■ **Instructions to follow**
Repeat every entry in the listing below, exactly.

Stored dataset items
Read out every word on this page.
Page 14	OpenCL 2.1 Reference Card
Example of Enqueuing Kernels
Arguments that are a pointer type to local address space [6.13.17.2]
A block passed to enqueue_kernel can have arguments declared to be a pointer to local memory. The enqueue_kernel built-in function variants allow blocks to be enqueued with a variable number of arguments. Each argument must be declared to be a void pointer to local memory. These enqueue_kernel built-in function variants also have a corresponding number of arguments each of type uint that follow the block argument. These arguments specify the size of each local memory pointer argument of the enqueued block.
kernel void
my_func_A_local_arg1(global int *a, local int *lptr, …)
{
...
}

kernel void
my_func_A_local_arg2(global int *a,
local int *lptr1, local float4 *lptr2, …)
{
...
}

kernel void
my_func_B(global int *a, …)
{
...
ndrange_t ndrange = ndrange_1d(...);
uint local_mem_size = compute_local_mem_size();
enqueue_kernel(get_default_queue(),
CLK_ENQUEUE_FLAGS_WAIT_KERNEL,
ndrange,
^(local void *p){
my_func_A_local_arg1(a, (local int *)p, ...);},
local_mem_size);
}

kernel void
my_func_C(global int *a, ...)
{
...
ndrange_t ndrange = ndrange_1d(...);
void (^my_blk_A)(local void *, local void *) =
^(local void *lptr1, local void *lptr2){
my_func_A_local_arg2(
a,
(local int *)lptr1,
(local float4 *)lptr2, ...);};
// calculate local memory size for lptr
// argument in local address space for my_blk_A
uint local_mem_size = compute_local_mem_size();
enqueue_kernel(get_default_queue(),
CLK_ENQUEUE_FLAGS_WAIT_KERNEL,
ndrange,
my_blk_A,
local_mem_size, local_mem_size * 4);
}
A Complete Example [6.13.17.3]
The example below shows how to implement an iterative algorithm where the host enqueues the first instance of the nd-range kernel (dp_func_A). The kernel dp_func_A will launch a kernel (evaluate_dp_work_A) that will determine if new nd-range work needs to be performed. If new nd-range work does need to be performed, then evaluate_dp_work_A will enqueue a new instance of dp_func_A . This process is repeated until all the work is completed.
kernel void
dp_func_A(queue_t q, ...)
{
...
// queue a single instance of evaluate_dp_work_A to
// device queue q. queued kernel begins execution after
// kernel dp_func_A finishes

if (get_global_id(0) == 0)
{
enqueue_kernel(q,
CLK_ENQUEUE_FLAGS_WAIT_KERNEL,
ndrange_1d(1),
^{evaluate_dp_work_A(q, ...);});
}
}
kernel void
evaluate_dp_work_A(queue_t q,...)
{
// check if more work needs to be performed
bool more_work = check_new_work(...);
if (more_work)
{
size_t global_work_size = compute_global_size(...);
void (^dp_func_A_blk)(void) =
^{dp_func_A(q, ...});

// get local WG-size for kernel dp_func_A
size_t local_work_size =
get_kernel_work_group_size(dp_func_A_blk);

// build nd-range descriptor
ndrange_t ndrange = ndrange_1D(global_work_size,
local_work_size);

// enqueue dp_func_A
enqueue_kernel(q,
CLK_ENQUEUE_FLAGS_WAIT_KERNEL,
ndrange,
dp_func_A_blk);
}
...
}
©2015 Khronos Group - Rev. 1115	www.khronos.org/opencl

■ **Answer**
Read out every word on this page.
Page 14	OpenCL 2.1 Reference Card
Example of Enqueuing Kernels
Arguments that are a pointer type to local address space [6.13.17.2]
A block passed to enqueue_kernel can have arguments declared to be a pointer to local memory. The enqueue_kernel built-in function variants allow blocks to be enqueued with a variable number of arguments. Each argument must be declared to be a void pointer to local memory. These enqueue_kernel built-in function variants also have a corresponding number of arguments each of type uint that follow the block argument. These arguments specify the size of each local memory pointer argument of the enqueued block.
kernel void
my_func_A_local_arg1(global int *a, local int *lptr, …)
{
...
}

kernel void
my_func_A_local_arg2(global int *a,
local int *lptr1, local float4 *lptr2, …)
{
...
}

kernel void
my_func_B(global int *a, …)
{
...
ndrange_t ndrange = ndrange_1d(...);
uint local_mem_size = compute_local_mem_size();
enqueue_kernel(get_default_queue(),
CLK_ENQUEUE_FLAGS_WAIT_KERNEL,
ndrange,
^(local void *p){
my_func_A_local_arg1(a, (local int *)p, ...);},
local_mem_size);
}

kernel void
my_func_C(global int *a, ...)
{
...
ndrange_t ndrange = ndrange_1d(...);
void (^my_blk_A)(local void *, local void *) =
^(local void *lptr1, local void *lptr2){
my_func_A_local_arg2(
a,
(local int *)lptr1,
(local float4 *)lptr2, ...);};
// calculate local memory size for lptr
// argument in local address space for my_blk_A
uint local_mem_size = compute_local_mem_size();
enqueue_kernel(get_default_queue(),
CLK_ENQUEUE_FLAGS_WAIT_KERNEL,
ndrange,
my_blk_A,
local_mem_size, local_mem_size * 4);
}
A Complete Example [6.13.17.3]
The example below shows how to implement an iterative algorithm where the host enqueues the first instance of the nd-range kernel (dp_func_A). The kernel dp_func_A will launch a kernel (evaluate_dp_work_A) that will determine if new nd-range work needs to be performed. If new nd-range work does need to be performed, then evaluate_dp_work_A will enqueue a new instance of dp_func_A . This process is repeated until all the work is completed.
kernel void
dp_func_A(queue_t q, ...)
{
...
// queue a single instance of evaluate_dp_work_A to
// device queue q. queued kernel begins execution after
// kernel dp_func_A finishes

if (get_global_id(0) == 0)
{
enqueue_kernel(q,
CLK_ENQUEUE_FLAGS_WAIT_KERNEL,
ndrange_1d(1),
^{evaluate_dp_work_A(q, ...);});
}
}
kernel void
evaluate_dp_work_A(queue_t q,...)
{
// check if more work needs to be performed
bool more_work = check_new_work(...);
if (more_work)
{
size_t global_work_size = compute_global_size(...);
void (^dp_func_A_blk)(void) =
^{dp_func_A(q, ...});

// get local WG-size for kernel dp_func_A
size_t local_work_size =
get_kernel_work_group_size(dp_func_A_blk);

// build nd-range descriptor
ndrange_t ndrange = ndrange_1D(global_work_size,
local_work_size);

// enqueue dp_func_A
enqueue_kernel(q,
CLK_ENQUEUE_FLAGS_WAIT_KERNEL,
ndrange,
dp_func_A_blk);
}
...
}
©2015 Khronos Group - Rev. 1115	www.khronos.org/opencl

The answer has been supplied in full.